◆ **Problem statement**: Copy all the material below, exactly as it stands.

◆ **Data excerpts**:
** BEGIN **

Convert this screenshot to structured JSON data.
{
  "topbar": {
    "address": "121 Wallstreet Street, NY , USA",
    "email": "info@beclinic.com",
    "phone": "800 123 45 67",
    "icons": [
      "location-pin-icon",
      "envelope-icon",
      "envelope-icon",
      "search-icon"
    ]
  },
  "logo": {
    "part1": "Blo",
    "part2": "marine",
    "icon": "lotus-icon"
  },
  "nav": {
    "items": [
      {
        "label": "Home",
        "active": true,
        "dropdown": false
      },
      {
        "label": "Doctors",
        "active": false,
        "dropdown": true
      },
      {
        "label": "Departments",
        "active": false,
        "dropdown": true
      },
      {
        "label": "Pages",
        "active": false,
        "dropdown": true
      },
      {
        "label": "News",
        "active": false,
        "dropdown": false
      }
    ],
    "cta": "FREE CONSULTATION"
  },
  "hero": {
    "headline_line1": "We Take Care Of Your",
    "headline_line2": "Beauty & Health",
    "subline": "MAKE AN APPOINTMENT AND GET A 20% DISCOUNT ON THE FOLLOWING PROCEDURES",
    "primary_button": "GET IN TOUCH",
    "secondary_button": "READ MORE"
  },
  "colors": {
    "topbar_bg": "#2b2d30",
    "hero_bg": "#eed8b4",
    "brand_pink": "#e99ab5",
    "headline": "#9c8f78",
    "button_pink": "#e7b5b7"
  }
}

** END **

◆ **Output below**:
Convert this screenshot to structured JSON data.
{
  "topbar": {
    "address": "121 Wallstreet Street, NY , USA",
    "email": "info@beclinic.com",
    "phone": "800 123 45 67",
    "icons": [
      "location-pin-icon",
      "envelope-icon",
      "envelope-icon",
      "search-icon"
    ]
  },
  "logo": {
    "part1": "Blo",
    "part2": "marine",
    "icon": "lotus-icon"
  },
  "nav": {
    "items": [
      {
        "label": "Home",
        "active": true,
        "dropdown": false
      },
      {
        "label": "Doctors",
        "active": false,
        "dropdown": true
      },
      {
        "label": "Departments",
        "active": false,
        "dropdown": true
      },
      {
        "label": "Pages",
        "active": false,
        "dropdown": true
      },
      {
        "label": "News",
        "active": false,
        "dropdown": false
      }
    ],
    "cta": "FREE CONSULTATION"
  },
  "hero": {
    "headline_line1": "We Take Care Of Your",
    "headline_line2": "Beauty & Health",
    "subline": "MAKE AN APPOINTMENT AND GET A 20% DISCOUNT ON THE FOLLOWING PROCEDURES",
    "primary_button": "GET IN TOUCH",
    "secondary_button": "READ MORE"
  },
  "colors": {
    "topbar_bg": "#2b2d30",
    "hero_bg": "#eed8b4",
    "brand_pink": "#e99ab5",
    "headline": "#9c8f78",
    "button_pink": "#e7b5b7"
  }
}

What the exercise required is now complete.